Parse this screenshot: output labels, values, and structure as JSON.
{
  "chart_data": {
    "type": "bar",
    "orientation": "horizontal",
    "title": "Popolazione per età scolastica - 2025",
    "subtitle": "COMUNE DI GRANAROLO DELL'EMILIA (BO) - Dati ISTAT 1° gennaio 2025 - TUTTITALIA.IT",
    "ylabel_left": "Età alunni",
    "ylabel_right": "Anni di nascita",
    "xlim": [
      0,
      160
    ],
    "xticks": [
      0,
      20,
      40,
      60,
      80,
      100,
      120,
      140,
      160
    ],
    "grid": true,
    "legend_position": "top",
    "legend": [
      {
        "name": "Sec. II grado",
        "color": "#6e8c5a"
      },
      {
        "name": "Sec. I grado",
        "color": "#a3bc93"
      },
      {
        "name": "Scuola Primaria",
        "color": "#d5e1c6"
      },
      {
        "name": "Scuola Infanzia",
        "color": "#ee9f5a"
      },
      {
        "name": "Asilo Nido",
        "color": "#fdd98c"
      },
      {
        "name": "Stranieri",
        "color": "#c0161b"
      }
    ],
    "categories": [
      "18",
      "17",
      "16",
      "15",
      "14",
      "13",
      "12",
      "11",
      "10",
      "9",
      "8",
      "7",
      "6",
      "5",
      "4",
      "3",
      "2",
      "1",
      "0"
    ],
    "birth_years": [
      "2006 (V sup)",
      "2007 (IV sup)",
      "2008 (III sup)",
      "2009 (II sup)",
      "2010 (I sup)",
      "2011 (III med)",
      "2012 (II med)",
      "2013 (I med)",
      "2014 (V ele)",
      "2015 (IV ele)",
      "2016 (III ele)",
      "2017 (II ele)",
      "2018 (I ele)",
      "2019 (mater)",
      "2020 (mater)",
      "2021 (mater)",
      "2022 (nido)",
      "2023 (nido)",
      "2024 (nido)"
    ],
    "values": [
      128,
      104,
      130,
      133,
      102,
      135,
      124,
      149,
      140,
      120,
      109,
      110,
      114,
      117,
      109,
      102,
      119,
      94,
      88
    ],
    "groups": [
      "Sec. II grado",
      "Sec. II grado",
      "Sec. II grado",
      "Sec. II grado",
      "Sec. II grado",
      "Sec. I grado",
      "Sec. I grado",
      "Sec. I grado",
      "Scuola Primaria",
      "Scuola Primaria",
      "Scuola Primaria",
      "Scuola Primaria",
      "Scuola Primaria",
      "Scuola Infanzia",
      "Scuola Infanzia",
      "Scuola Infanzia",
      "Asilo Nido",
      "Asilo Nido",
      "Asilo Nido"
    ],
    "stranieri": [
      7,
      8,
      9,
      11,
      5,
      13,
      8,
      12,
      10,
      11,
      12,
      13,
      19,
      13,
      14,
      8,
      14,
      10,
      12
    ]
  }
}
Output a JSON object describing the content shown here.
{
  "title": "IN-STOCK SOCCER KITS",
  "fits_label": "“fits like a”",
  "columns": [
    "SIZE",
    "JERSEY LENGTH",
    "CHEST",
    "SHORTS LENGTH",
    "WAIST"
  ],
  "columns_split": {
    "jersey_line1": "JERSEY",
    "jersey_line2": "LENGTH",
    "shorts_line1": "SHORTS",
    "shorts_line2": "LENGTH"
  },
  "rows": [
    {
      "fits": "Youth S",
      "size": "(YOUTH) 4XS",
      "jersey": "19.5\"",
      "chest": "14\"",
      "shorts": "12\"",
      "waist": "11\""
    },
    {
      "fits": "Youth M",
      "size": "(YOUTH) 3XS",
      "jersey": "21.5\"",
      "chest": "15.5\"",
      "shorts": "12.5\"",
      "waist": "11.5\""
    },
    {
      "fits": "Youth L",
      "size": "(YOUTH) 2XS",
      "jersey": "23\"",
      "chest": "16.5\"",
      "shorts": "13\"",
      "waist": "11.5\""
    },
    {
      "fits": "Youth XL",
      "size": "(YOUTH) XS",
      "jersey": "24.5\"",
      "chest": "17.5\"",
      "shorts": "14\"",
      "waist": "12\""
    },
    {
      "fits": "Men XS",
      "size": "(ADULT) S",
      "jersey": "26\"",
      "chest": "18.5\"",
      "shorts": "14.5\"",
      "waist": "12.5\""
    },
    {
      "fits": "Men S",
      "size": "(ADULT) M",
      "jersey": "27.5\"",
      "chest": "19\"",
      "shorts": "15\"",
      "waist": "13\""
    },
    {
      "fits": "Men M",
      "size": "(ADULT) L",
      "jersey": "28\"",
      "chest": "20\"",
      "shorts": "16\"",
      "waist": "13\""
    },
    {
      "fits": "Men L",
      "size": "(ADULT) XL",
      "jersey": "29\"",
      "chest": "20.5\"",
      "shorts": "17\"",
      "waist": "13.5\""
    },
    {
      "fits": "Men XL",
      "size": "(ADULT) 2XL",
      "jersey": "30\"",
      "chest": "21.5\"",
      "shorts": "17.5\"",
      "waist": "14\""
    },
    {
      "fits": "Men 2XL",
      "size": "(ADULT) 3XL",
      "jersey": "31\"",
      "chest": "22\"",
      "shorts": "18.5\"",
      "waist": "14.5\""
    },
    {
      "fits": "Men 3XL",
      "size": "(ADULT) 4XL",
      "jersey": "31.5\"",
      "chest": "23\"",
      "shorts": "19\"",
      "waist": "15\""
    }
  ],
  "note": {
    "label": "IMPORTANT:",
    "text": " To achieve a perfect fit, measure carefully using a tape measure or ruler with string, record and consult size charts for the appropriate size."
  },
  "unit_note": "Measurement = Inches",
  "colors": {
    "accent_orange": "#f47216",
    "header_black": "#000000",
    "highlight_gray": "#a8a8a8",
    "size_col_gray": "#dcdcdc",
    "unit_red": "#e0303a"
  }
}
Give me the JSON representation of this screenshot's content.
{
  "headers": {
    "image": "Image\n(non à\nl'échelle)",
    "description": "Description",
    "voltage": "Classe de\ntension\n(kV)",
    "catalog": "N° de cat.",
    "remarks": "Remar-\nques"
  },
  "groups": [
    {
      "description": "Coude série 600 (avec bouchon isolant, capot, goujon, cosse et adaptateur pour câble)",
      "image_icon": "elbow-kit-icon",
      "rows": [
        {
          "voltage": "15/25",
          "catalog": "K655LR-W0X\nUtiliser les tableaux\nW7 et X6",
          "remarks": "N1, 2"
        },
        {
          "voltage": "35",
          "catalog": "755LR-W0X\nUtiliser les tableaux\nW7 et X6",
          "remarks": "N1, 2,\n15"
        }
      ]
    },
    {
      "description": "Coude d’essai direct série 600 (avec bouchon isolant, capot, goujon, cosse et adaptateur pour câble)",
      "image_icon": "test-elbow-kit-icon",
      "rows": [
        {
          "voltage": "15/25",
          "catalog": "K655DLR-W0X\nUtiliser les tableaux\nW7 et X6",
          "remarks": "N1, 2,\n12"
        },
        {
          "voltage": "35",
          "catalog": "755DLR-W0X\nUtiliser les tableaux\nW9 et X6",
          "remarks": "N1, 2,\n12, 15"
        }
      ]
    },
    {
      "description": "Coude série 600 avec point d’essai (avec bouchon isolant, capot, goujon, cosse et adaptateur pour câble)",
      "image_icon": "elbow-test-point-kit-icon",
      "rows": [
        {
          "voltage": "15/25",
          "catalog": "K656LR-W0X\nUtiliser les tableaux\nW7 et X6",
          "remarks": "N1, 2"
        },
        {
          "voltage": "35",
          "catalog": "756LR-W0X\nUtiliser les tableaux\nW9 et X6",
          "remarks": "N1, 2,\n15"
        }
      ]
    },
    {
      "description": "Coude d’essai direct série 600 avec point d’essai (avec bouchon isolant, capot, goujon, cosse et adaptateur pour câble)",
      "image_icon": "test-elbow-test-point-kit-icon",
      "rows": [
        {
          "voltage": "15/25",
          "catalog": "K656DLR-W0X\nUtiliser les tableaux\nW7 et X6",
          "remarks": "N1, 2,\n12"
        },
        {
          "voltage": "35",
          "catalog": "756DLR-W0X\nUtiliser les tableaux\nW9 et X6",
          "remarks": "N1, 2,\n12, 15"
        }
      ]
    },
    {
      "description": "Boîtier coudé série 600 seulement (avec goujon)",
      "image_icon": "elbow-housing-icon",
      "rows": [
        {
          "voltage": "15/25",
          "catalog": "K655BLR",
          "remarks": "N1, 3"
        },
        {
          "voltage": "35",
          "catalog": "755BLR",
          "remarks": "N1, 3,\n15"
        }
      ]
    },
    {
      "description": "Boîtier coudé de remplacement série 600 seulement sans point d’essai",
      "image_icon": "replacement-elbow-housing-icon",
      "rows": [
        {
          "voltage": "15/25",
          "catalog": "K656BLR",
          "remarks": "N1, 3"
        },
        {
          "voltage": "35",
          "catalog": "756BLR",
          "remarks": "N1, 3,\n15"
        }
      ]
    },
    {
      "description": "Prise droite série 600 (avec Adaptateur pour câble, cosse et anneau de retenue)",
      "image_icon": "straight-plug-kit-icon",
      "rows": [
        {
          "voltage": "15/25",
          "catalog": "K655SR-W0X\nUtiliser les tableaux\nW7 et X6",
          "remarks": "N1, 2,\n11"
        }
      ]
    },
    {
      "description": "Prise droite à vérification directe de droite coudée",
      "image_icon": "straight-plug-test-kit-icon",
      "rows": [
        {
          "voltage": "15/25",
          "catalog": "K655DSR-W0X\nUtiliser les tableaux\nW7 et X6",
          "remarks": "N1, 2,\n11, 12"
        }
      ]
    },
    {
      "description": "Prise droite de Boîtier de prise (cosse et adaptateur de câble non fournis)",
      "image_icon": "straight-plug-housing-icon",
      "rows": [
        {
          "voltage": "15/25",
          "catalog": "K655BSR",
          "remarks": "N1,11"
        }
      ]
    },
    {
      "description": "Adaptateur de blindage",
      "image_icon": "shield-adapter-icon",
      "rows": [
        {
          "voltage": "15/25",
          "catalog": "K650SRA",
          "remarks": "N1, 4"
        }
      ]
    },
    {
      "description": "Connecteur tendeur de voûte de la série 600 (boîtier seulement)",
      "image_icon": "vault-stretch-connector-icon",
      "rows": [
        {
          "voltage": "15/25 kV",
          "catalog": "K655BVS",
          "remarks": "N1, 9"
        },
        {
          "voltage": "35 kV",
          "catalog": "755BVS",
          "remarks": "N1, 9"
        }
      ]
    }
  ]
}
■ ■ ■ ■ ■
**WHAT THE TASK ASKS:** Write out every line of the preceding listing that contains "plug".

**EXPECTED OUTPUT:**
      "image_icon": "straight-plug-kit-icon",
      "image_icon": "straight-plug-test-kit-icon",
      "image_icon": "straight-plug-housing-icon",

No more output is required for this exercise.